▶ Exercise prompt: Transcribe all of the records precisely as they are presented.

[begin Stored rows]

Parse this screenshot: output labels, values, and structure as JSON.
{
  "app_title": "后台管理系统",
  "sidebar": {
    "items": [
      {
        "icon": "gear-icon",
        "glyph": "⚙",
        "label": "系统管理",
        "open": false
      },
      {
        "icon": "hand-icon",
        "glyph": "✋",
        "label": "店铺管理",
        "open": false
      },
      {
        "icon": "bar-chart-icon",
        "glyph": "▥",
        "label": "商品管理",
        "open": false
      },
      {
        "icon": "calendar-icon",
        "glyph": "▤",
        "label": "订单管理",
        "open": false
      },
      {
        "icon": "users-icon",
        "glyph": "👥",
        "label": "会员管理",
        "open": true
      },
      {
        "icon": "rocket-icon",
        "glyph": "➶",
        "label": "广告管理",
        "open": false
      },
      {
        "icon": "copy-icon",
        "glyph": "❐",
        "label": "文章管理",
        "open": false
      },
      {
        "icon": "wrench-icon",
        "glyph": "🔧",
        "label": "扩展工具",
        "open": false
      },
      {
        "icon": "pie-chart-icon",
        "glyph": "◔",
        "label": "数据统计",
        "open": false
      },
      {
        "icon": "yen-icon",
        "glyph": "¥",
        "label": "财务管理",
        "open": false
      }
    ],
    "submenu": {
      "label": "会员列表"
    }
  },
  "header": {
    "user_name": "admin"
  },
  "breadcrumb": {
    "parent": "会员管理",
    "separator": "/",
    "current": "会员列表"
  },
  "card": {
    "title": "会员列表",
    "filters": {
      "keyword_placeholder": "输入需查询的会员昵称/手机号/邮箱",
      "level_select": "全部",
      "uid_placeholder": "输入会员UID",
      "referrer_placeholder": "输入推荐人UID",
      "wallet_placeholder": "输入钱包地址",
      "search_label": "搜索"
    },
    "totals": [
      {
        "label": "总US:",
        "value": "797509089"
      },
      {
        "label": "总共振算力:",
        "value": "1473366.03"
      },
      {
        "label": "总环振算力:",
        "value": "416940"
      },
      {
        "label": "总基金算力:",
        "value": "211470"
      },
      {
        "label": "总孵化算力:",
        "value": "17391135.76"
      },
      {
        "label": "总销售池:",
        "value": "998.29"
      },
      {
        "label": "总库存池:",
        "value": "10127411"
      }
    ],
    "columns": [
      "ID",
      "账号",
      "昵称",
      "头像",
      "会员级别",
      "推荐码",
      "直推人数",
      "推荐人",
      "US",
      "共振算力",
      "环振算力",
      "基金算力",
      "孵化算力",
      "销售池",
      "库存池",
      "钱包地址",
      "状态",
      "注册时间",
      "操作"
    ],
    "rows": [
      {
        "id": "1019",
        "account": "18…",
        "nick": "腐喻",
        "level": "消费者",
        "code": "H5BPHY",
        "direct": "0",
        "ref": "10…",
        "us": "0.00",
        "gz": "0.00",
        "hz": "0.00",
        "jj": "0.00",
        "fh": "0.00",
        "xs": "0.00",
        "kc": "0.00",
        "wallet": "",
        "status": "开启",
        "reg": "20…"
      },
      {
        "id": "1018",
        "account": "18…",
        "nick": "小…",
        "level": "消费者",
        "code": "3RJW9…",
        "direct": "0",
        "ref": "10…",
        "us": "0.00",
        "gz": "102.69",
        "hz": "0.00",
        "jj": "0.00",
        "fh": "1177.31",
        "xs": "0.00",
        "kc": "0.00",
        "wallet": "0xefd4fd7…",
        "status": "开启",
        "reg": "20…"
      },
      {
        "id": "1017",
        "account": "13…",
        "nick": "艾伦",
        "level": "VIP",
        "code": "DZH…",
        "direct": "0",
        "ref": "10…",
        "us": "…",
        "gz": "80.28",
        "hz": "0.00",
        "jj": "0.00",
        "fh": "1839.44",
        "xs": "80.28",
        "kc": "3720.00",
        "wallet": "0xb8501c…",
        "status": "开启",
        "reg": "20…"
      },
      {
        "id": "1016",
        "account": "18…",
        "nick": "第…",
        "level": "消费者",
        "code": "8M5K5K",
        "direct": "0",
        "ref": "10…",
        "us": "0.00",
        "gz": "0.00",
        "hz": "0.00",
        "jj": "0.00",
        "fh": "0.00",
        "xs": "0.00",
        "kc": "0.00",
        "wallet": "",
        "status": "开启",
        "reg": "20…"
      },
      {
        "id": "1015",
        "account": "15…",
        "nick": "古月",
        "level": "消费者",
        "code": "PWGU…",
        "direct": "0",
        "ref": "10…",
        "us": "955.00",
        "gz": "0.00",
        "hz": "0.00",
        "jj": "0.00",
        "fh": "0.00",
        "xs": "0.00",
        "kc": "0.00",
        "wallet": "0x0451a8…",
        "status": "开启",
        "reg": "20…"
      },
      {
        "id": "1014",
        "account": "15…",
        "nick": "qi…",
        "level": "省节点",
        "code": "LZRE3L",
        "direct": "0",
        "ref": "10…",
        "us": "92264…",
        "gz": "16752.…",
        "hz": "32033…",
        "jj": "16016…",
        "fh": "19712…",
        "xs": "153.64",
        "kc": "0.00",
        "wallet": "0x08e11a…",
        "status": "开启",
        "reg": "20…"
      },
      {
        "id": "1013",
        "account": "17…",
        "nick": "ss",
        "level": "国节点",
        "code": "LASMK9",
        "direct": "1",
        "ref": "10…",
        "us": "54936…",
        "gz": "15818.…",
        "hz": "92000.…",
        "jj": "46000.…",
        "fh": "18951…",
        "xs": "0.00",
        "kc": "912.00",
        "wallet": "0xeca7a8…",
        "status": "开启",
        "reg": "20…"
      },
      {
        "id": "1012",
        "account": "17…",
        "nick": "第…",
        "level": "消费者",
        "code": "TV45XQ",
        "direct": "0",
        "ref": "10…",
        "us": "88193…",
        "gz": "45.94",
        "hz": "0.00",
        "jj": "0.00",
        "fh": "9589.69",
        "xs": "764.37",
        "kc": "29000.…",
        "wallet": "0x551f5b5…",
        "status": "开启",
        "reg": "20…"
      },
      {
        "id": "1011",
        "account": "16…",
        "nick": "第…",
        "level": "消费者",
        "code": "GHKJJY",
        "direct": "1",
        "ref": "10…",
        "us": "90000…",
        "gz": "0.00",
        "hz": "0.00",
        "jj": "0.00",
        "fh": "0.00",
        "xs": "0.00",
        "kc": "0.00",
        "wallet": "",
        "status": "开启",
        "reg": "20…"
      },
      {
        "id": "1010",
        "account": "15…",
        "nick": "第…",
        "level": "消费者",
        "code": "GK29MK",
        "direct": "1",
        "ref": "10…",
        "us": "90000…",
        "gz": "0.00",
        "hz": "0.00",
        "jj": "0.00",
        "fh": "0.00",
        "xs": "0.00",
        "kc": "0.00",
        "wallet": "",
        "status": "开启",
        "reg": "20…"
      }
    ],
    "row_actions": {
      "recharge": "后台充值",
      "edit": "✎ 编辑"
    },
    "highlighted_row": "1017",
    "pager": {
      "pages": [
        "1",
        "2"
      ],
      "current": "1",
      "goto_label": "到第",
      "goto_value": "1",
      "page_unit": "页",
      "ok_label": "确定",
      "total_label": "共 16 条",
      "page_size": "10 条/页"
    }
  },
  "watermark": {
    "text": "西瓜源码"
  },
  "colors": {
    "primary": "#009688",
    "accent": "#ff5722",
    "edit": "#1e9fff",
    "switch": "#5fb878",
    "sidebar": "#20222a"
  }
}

[end Stored rows]

▶ Exercise response:
Parse this screenshot: output labels, values, and structure as JSON.
{
  "app_title": "后台管理系统",
  "sidebar": {
    "items": [
      {
        "icon": "gear-icon",
        "glyph": "⚙",
        "label": "系统管理",
        "open": false
      },
      {
        "icon": "hand-icon",
        "glyph": "✋",
        "label": "店铺管理",
        "open": false
      },
      {
        "icon": "bar-chart-icon",
        "glyph": "▥",
        "label": "商品管理",
        "open": false
      },
      {
        "icon": "calendar-icon",
        "glyph": "▤",
        "label": "订单管理",
        "open": false
      },
      {
        "icon": "users-icon",
        "glyph": "👥",
        "label": "会员管理",
        "open": true
      },
      {
        "icon": "rocket-icon",
        "glyph": "➶",
        "label": "广告管理",
        "open": false
      },
      {
        "icon": "copy-icon",
        "glyph": "❐",
        "label": "文章管理",
        "open": false
      },
      {
        "icon": "wrench-icon",
        "glyph": "🔧",
        "label": "扩展工具",
        "open": false
      },
      {
        "icon": "pie-chart-icon",
        "glyph": "◔",
        "label": "数据统计",
        "open": false
      },
      {
        "icon": "yen-icon",
        "glyph": "¥",
        "label": "财务管理",
        "open": false
      }
    ],
    "submenu": {
      "label": "会员列表"
    }
  },
  "header": {
    "user_name": "admin"
  },
  "breadcrumb": {
    "parent": "会员管理",
    "separator": "/",
    "current": "会员列表"
  },
  "card": {
    "title": "会员列表",
    "filters": {
      "keyword_placeholder": "输入需查询的会员昵称/手机号/邮箱",
      "level_select": "全部",
      "uid_placeholder": "输入会员UID",
      "referrer_placeholder": "输入推荐人UID",
      "wallet_placeholder": "输入钱包地址",
      "search_label": "搜索"
    },
    "totals": [
      {
        "label": "总US:",
        "value": "797509089"
      },
      {
        "label": "总共振算力:",
        "value": "1473366.03"
      },
      {
        "label": "总环振算力:",
        "value": "416940"
      },
      {
        "label": "总基金算力:",
        "value": "211470"
      },
      {
        "label": "总孵化算力:",
        "value": "17391135.76"
      },
      {
        "label": "总销售池:",
        "value": "998.29"
      },
      {
        "label": "总库存池:",
        "value": "10127411"
      }
    ],
    "columns": [
      "ID",
      "账号",
      "昵称",
      "头像",
      "会员级别",
      "推荐码",
      "直推人数",
      "推荐人",
      "US",
      "共振算力",
      "环振算力",
      "基金算力",
      "孵化算力",
      "销售池",
      "库存池",
      "钱包地址",
      "状态",
      "注册时间",
      "操作"
    ],
    "rows": [
      {
        "id": "1019",
        "account": "18…",
        "nick": "腐喻",
        "level": "消费者",
        "code": "H5BPHY",
        "direct": "0",
        "ref": "10…",
        "us": "0.00",
        "gz": "0.00",
        "hz": "0.00",
        "jj": "0.00",
        "fh": "0.00",
        "xs": "0.00",
        "kc": "0.00",
        "wallet": "",
        "status": "开启",
        "reg": "20…"
      },
      {
        "id": "1018",
        "account": "18…",
        "nick": "小…",
        "level": "消费者",
        "code": "3RJW9…",
        "direct": "0",
        "ref": "10…",
        "us": "0.00",
        "gz": "102.69",
        "hz": "0.00",
        "jj": "0.00",
        "fh": "1177.31",
        "xs": "0.00",
        "kc": "0.00",
        "wallet": "0xefd4fd7…",
        "status": "开启",
        "reg": "20…"
      },
      {
        "id": "1017",
        "account": "13…",
        "nick": "艾伦",
        "level": "VIP",
        "code": "DZH…",
        "direct": "0",
        "ref": "10…",
        "us": "…",
        "gz": "80.28",
        "hz": "0.00",
        "jj": "0.00",
        "fh": "1839.44",
        "xs": "80.28",
        "kc": "3720.00",
        "wallet": "0xb8501c…",
        "status": "开启",
        "reg": "20…"
      },
      {
        "id": "1016",
        "account": "18…",
        "nick": "第…",
        "level": "消费者",
        "code": "8M5K5K",
        "direct": "0",
        "ref": "10…",
        "us": "0.00",
        "gz": "0.00",
        "hz": "0.00",
        "jj": "0.00",
        "fh": "0.00",
        "xs": "0.00",
        "kc": "0.00",
        "wallet": "",
        "status": "开启",
        "reg": "20…"
      },
      {
        "id": "1015",
        "account": "15…",
        "nick": "古月",
        "level": "消费者",
        "code": "PWGU…",
        "direct": "0",
        "ref": "10…",
        "us": "955.00",
        "gz": "0.00",
        "hz": "0.00",
        "jj": "0.00",
        "fh": "0.00",
        "xs": "0.00",
        "kc": "0.00",
        "wallet": "0x0451a8…",
        "status": "开启",
        "reg": "20…"
      },
      {
        "id": "1014",
        "account": "15…",
        "nick": "qi…",
        "level": "省节点",
        "code": "LZRE3L",
        "direct": "0",
        "ref": "10…",
        "us": "92264…",
        "gz": "16752.…",
        "hz": "32033…",
        "jj": "16016…",
        "fh": "19712…",
        "xs": "153.64",
        "kc": "0.00",
        "wallet": "0x08e11a…",
        "status": "开启",
        "reg": "20…"
      },
      {
        "id": "1013",
        "account": "17…",
        "nick": "ss",
        "level": "国节点",
        "code": "LASMK9",
        "direct": "1",
        "ref": "10…",
        "us": "54936…",
        "gz": "15818.…",
        "hz": "92000.…",
        "jj": "46000.…",
        "fh": "18951…",
        "xs": "0.00",
        "kc": "912.00",
        "wallet": "0xeca7a8…",
        "status": "开启",
        "reg": "20…"
      },
      {
        "id": "1012",
        "account": "17…",
        "nick": "第…",
        "level": "消费者",
        "code": "TV45XQ",
        "direct": "0",
        "ref": "10…",
        "us": "88193…",
        "gz": "45.94",
        "hz": "0.00",
        "jj": "0.00",
        "fh": "9589.69",
        "xs": "764.37",
        "kc": "29000.…",
        "wallet": "0x551f5b5…",
        "status": "开启",
        "reg": "20…"
      },
      {
        "id": "1011",
        "account": "16…",
        "nick": "第…",
        "level": "消费者",
        "code": "GHKJJY",
        "direct": "1",
        "ref": "10…",
        "us": "90000…",
        "gz": "0.00",
        "hz": "0.00",
        "jj": "0.00",
        "fh": "0.00",
        "xs": "0.00",
        "kc": "0.00",
        "wallet": "",
        "status": "开启",
        "reg": "20…"
      },
      {
        "id": "1010",
        "account": "15…",
        "nick": "第…",
        "level": "消费者",
        "code": "GK29MK",
        "direct": "1",
        "ref": "10…",
        "us": "90000…",
        "gz": "0.00",
        "hz": "0.00",
        "jj": "0.00",
        "fh": "0.00",
        "xs": "0.00",
        "kc": "0.00",
        "wallet": "",
        "status": "开启",
        "reg": "20…"
      }
    ],
    "row_actions": {
      "recharge": "后台充值",
      "edit": "✎ 编辑"
    },
    "highlighted_row": "1017",
    "pager": {
      "pages": [
        "1",
        "2"
      ],
      "current": "1",
      "goto_label": "到第",
      "goto_value": "1",
      "page_unit": "页",
      "ok_label": "确定",
      "total_label": "共 16 条",
      "page_size": "10 条/页"
    }
  },
  "watermark": {
    "text": "西瓜源码"
  },
  "colors": {
    "primary": "#009688",
    "accent": "#ff5722",
    "edit": "#1e9fff",
    "switch": "#5fb878",
    "sidebar": "#20222a"
  }
}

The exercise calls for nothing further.